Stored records
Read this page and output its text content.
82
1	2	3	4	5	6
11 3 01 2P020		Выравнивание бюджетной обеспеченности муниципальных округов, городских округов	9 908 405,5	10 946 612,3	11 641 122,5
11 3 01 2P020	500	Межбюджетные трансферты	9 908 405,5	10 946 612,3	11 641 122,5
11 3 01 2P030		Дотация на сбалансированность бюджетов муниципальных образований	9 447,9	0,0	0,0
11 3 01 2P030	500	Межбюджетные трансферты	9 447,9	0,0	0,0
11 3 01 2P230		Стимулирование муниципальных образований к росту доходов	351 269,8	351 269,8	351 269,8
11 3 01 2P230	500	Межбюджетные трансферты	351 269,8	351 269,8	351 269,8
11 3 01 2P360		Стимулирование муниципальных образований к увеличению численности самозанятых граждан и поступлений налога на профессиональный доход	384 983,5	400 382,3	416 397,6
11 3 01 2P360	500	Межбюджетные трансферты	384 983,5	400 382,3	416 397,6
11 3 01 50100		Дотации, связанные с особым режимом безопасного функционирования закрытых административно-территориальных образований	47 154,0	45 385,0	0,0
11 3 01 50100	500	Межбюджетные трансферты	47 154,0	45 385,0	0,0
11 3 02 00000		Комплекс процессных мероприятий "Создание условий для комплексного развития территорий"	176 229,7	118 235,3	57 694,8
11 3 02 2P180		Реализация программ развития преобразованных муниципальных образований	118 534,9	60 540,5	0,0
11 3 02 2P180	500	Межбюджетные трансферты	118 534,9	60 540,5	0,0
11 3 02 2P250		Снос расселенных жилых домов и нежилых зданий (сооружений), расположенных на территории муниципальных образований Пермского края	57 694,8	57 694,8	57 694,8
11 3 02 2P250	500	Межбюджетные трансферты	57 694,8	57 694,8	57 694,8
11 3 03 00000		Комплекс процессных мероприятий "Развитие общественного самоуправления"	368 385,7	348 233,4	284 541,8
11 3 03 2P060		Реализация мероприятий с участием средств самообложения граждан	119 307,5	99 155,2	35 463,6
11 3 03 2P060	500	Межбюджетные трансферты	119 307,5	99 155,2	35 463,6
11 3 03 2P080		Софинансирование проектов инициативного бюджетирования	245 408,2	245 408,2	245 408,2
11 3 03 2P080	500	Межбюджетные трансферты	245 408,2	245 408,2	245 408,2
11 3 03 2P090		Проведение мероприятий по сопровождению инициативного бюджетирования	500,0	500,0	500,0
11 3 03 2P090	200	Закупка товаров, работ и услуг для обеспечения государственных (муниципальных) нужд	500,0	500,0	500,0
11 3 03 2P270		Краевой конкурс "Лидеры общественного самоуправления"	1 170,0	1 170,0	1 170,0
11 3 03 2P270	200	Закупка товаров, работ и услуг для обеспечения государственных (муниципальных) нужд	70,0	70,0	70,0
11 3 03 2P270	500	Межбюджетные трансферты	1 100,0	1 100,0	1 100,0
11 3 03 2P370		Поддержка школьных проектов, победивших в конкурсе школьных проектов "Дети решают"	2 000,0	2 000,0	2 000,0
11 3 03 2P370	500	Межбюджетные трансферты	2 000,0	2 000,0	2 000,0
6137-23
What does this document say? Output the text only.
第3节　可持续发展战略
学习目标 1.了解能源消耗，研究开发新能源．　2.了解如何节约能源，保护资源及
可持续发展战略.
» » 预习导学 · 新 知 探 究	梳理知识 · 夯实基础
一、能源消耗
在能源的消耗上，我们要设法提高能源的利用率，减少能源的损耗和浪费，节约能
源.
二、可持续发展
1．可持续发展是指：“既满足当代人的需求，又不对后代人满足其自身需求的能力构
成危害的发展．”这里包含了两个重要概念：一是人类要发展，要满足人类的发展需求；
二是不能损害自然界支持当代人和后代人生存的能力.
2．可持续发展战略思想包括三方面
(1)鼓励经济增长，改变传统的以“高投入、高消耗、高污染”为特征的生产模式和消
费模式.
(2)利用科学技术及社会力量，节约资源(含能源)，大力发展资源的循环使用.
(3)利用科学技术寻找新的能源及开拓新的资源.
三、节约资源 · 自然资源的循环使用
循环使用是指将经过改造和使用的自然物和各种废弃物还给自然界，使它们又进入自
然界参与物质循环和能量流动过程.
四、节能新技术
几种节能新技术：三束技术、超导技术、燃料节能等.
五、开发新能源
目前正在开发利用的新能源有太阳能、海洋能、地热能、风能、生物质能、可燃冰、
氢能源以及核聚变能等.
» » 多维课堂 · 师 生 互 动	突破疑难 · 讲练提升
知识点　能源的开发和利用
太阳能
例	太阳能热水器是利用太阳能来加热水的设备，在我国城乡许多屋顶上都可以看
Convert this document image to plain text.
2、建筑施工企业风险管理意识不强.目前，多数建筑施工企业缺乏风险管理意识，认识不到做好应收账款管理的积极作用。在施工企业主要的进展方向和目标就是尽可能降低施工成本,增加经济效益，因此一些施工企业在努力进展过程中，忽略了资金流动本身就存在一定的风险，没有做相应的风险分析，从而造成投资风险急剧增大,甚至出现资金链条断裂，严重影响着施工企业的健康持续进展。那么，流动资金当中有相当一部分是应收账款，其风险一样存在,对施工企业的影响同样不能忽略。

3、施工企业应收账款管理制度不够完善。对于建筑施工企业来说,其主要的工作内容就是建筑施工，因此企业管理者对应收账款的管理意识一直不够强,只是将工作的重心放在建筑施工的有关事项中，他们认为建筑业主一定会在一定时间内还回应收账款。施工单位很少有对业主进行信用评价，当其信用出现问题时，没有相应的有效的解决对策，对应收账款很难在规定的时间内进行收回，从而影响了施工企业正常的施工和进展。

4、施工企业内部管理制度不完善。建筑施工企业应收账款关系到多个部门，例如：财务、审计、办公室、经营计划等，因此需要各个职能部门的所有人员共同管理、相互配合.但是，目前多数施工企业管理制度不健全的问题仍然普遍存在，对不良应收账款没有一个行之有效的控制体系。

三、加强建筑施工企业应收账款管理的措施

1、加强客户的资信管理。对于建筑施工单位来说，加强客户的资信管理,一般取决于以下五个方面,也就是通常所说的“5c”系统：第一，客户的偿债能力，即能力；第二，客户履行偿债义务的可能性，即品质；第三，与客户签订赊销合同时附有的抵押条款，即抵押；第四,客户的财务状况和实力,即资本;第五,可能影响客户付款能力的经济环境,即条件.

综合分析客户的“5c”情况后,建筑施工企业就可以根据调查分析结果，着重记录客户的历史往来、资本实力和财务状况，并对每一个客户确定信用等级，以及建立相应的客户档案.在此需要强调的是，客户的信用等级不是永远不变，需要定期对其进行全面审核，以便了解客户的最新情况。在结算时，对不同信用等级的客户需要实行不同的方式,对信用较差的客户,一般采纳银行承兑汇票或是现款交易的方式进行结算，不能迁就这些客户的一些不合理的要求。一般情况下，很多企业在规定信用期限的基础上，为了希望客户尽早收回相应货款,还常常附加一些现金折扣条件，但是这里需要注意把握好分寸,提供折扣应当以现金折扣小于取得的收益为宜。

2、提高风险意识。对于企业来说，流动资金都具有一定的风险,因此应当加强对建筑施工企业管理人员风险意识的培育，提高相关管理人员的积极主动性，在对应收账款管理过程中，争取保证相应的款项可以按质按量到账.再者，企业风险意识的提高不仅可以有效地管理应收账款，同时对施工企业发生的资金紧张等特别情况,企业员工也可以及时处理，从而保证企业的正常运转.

[Aim]
Reproduce the material precisely, including every line.

[Output for this task]
Read this page and output its text content.
82
1	2	3	4	5	6
11 3 01 2P020		Выравнивание бюджетной обеспеченности муниципальных округов, городских округов	9 908 405,5	10 946 612,3	11 641 122,5
11 3 01 2P020	500	Межбюджетные трансферты	9 908 405,5	10 946 612,3	11 641 122,5
11 3 01 2P030		Дотация на сбалансированность бюджетов муниципальных образований	9 447,9	0,0	0,0
11 3 01 2P030	500	Межбюджетные трансферты	9 447,9	0,0	0,0
11 3 01 2P230		Стимулирование муниципальных образований к росту доходов	351 269,8	351 269,8	351 269,8
11 3 01 2P230	500	Межбюджетные трансферты	351 269,8	351 269,8	351 269,8
11 3 01 2P360		Стимулирование муниципальных образований к увеличению численности самозанятых граждан и поступлений налога на профессиональный доход	384 983,5	400 382,3	416 397,6
11 3 01 2P360	500	Межбюджетные трансферты	384 983,5	400 382,3	416 397,6
11 3 01 50100		Дотации, связанные с особым режимом безопасного функционирования закрытых административно-территориальных образований	47 154,0	45 385,0	0,0
11 3 01 50100	500	Межбюджетные трансферты	47 154,0	45 385,0	0,0
11 3 02 00000		Комплекс процессных мероприятий "Создание условий для комплексного развития территорий"	176 229,7	118 235,3	57 694,8
11 3 02 2P180		Реализация программ развития преобразованных муниципальных образований	118 534,9	60 540,5	0,0
11 3 02 2P180	500	Межбюджетные трансферты	118 534,9	60 540,5	0,0
11 3 02 2P250		Снос расселенных жилых домов и нежилых зданий (сооружений), расположенных на территории муниципальных образований Пермского края	57 694,8	57 694,8	57 694,8
11 3 02 2P250	500	Межбюджетные трансферты	57 694,8	57 694,8	57 694,8
11 3 03 00000		Комплекс процессных мероприятий "Развитие общественного самоуправления"	368 385,7	348 233,4	284 541,8
11 3 03 2P060		Реализация мероприятий с участием средств самообложения граждан	119 307,5	99 155,2	35 463,6
11 3 03 2P060	500	Межбюджетные трансферты	119 307,5	99 155,2	35 463,6
11 3 03 2P080		Софинансирование проектов инициативного бюджетирования	245 408,2	245 408,2	245 408,2
11 3 03 2P080	500	Межбюджетные трансферты	245 408,2	245 408,2	245 408,2
11 3 03 2P090		Проведение мероприятий по сопровождению инициативного бюджетирования	500,0	500,0	500,0
11 3 03 2P090	200	Закупка товаров, работ и услуг для обеспечения государственных (муниципальных) нужд	500,0	500,0	500,0
11 3 03 2P270		Краевой конкурс "Лидеры общественного самоуправления"	1 170,0	1 170,0	1 170,0
11 3 03 2P270	200	Закупка товаров, работ и услуг для обеспечения государственных (муниципальных) нужд	70,0	70,0	70,0
11 3 03 2P270	500	Межбюджетные трансферты	1 100,0	1 100,0	1 100,0
11 3 03 2P370		Поддержка школьных проектов, победивших в конкурсе школьных проектов "Дети решают"	2 000,0	2 000,0	2 000,0
11 3 03 2P370	500	Межбюджетные трансферты	2 000,0	2 000,0	2 000,0
6137-23
What does this document say? Output the text only.
第3节　可持续发展战略
学习目标 1.了解能源消耗，研究开发新能源．　2.了解如何节约能源，保护资源及
可持续发展战略.
» » 预习导学 · 新 知 探 究	梳理知识 · 夯实基础
一、能源消耗
在能源的消耗上，我们要设法提高能源的利用率，减少能源的损耗和浪费，节约能
源.
二、可持续发展
1．可持续发展是指：“既满足当代人的需求，又不对后代人满足其自身需求的能力构
成危害的发展．”这里包含了两个重要概念：一是人类要发展，要满足人类的发展需求；
二是不能损害自然界支持当代人和后代人生存的能力.
2．可持续发展战略思想包括三方面
(1)鼓励经济增长，改变传统的以“高投入、高消耗、高污染”为特征的生产模式和消
费模式.
(2)利用科学技术及社会力量，节约资源(含能源)，大力发展资源的循环使用.
(3)利用科学技术寻找新的能源及开拓新的资源.
三、节约资源 · 自然资源的循环使用
循环使用是指将经过改造和使用的自然物和各种废弃物还给自然界，使它们又进入自
然界参与物质循环和能量流动过程.
四、节能新技术
几种节能新技术：三束技术、超导技术、燃料节能等.
五、开发新能源
目前正在开发利用的新能源有太阳能、海洋能、地热能、风能、生物质能、可燃冰、
氢能源以及核聚变能等.
» » 多维课堂 · 师 生 互 动	突破疑难 · 讲练提升
知识点　能源的开发和利用
太阳能
例	太阳能热水器是利用太阳能来加热水的设备，在我国城乡许多屋顶上都可以看
Convert this document image to plain text.
2、建筑施工企业风险管理意识不强.目前，多数建筑施工企业缺乏风险管理意识，认识不到做好应收账款管理的积极作用。在施工企业主要的进展方向和目标就是尽可能降低施工成本,增加经济效益，因此一些施工企业在努力进展过程中，忽略了资金流动本身就存在一定的风险，没有做相应的风险分析，从而造成投资风险急剧增大,甚至出现资金链条断裂，严重影响着施工企业的健康持续进展。那么，流动资金当中有相当一部分是应收账款，其风险一样存在,对施工企业的影响同样不能忽略。

3、施工企业应收账款管理制度不够完善。对于建筑施工企业来说,其主要的工作内容就是建筑施工，因此企业管理者对应收账款的管理意识一直不够强,只是将工作的重心放在建筑施工的有关事项中，他们认为建筑业主一定会在一定时间内还回应收账款。施工单位很少有对业主进行信用评价，当其信用出现问题时，没有相应的有效的解决对策，对应收账款很难在规定的时间内进行收回，从而影响了施工企业正常的施工和进展。

4、施工企业内部管理制度不完善。建筑施工企业应收账款关系到多个部门，例如：财务、审计、办公室、经营计划等，因此需要各个职能部门的所有人员共同管理、相互配合.但是，目前多数施工企业管理制度不健全的问题仍然普遍存在，对不良应收账款没有一个行之有效的控制体系。

三、加强建筑施工企业应收账款管理的措施

1、加强客户的资信管理。对于建筑施工单位来说，加强客户的资信管理,一般取决于以下五个方面,也就是通常所说的“5c”系统：第一，客户的偿债能力，即能力；第二，客户履行偿债义务的可能性，即品质；第三，与客户签订赊销合同时附有的抵押条款，即抵押；第四,客户的财务状况和实力,即资本;第五,可能影响客户付款能力的经济环境,即条件.

综合分析客户的“5c”情况后,建筑施工企业就可以根据调查分析结果，着重记录客户的历史往来、资本实力和财务状况，并对每一个客户确定信用等级，以及建立相应的客户档案.在此需要强调的是，客户的信用等级不是永远不变，需要定期对其进行全面审核，以便了解客户的最新情况。在结算时，对不同信用等级的客户需要实行不同的方式,对信用较差的客户,一般采纳银行承兑汇票或是现款交易的方式进行结算，不能迁就这些客户的一些不合理的要求。一般情况下，很多企业在规定信用期限的基础上，为了希望客户尽早收回相应货款,还常常附加一些现金折扣条件，但是这里需要注意把握好分寸,提供折扣应当以现金折扣小于取得的收益为宜。

2、提高风险意识。对于企业来说，流动资金都具有一定的风险,因此应当加强对建筑施工企业管理人员风险意识的培育，提高相关管理人员的积极主动性，在对应收账款管理过程中，争取保证相应的款项可以按质按量到账.再者，企业风险意识的提高不仅可以有效地管理应收账款，同时对施工企业发生的资金紧张等特别情况,企业员工也可以及时处理，从而保证企业的正常运转.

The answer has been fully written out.